start DATA SHOWN

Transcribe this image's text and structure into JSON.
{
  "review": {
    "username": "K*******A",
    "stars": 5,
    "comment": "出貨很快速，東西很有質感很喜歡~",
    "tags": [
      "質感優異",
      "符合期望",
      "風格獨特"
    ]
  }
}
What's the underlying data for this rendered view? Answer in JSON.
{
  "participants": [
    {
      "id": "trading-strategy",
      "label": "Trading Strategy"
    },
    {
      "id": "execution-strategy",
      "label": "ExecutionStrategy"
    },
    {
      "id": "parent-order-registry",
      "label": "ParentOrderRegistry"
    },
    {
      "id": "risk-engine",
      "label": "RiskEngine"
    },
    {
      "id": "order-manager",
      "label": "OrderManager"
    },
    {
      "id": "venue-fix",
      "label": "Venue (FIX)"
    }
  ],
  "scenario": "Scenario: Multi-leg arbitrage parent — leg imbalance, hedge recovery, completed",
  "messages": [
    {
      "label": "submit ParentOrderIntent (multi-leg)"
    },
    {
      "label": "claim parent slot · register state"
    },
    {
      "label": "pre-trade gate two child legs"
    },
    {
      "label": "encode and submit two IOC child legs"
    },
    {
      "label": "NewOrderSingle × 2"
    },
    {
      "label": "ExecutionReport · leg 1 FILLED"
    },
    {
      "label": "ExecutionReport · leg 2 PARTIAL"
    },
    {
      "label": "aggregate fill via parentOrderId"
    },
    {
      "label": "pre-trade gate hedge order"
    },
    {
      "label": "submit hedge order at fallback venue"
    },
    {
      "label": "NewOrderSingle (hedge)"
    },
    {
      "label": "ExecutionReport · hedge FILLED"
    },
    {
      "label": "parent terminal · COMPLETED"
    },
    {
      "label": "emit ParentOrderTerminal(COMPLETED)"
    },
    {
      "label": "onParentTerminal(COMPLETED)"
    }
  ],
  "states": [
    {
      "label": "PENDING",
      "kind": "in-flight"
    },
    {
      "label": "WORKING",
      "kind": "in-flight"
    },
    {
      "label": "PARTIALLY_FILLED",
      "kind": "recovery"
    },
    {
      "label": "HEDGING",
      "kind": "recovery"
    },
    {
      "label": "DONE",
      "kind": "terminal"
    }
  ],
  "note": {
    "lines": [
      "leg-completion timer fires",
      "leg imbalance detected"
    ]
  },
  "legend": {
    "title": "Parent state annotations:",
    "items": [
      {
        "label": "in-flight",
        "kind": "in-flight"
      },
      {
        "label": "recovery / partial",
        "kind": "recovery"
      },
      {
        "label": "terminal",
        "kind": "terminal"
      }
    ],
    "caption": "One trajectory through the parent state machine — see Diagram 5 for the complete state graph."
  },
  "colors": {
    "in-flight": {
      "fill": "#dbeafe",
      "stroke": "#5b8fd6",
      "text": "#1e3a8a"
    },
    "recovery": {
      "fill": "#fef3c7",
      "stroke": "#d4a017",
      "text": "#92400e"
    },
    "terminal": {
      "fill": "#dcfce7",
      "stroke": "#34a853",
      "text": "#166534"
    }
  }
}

end DATA SHOWN

* [THE REQUEST]: Reproduce the data shown above exactly.

* [PROBLEM SOLUTION]:
Transcribe this image's text and structure into JSON.
{
  "review": {
    "username": "K*******A",
    "stars": 5,
    "comment": "出貨很快速，東西很有質感很喜歡~",
    "tags": [
      "質感優異",
      "符合期望",
      "風格獨特"
    ]
  }
}
What's the underlying data for this rendered view? Answer in JSON.
{
  "participants": [
    {
      "id": "trading-strategy",
      "label": "Trading Strategy"
    },
    {
      "id": "execution-strategy",
      "label": "ExecutionStrategy"
    },
    {
      "id": "parent-order-registry",
      "label": "ParentOrderRegistry"
    },
    {
      "id": "risk-engine",
      "label": "RiskEngine"
    },
    {
      "id": "order-manager",
      "label": "OrderManager"
    },
    {
      "id": "venue-fix",
      "label": "Venue (FIX)"
    }
  ],
  "scenario": "Scenario: Multi-leg arbitrage parent — leg imbalance, hedge recovery, completed",
  "messages": [
    {
      "label": "submit ParentOrderIntent (multi-leg)"
    },
    {
      "label": "claim parent slot · register state"
    },
    {
      "label": "pre-trade gate two child legs"
    },
    {
      "label": "encode and submit two IOC child legs"
    },
    {
      "label": "NewOrderSingle × 2"
    },
    {
      "label": "ExecutionReport · leg 1 FILLED"
    },
    {
      "label": "ExecutionReport · leg 2 PARTIAL"
    },
    {
      "label": "aggregate fill via parentOrderId"
    },
    {
      "label": "pre-trade gate hedge order"
    },
    {
      "label": "submit hedge order at fallback venue"
    },
    {
      "label": "NewOrderSingle (hedge)"
    },
    {
      "label": "ExecutionReport · hedge FILLED"
    },
    {
      "label": "parent terminal · COMPLETED"
    },
    {
      "label": "emit ParentOrderTerminal(COMPLETED)"
    },
    {
      "label": "onParentTerminal(COMPLETED)"
    }
  ],
  "states": [
    {
      "label": "PENDING",
      "kind": "in-flight"
    },
    {
      "label": "WORKING",
      "kind": "in-flight"
    },
    {
      "label": "PARTIALLY_FILLED",
      "kind": "recovery"
    },
    {
      "label": "HEDGING",
      "kind": "recovery"
    },
    {
      "label": "DONE",
      "kind": "terminal"
    }
  ],
  "note": {
    "lines": [
      "leg-completion timer fires",
      "leg imbalance detected"
    ]
  },
  "legend": {
    "title": "Parent state annotations:",
    "items": [
      {
        "label": "in-flight",
        "kind": "in-flight"
      },
      {
        "label": "recovery / partial",
        "kind": "recovery"
      },
      {
        "label": "terminal",
        "kind": "terminal"
      }
    ],
    "caption": "One trajectory through the parent state machine — see Diagram 5 for the complete state graph."
  },
  "colors": {
    "in-flight": {
      "fill": "#dbeafe",
      "stroke": "#5b8fd6",
      "text": "#1e3a8a"
    },
    "recovery": {
      "fill": "#fef3c7",
      "stroke": "#d4a017",
      "text": "#92400e"
    },
    "terminal": {
      "fill": "#dcfce7",
      "stroke": "#34a853",
      "text": "#166534"
    }
  }
}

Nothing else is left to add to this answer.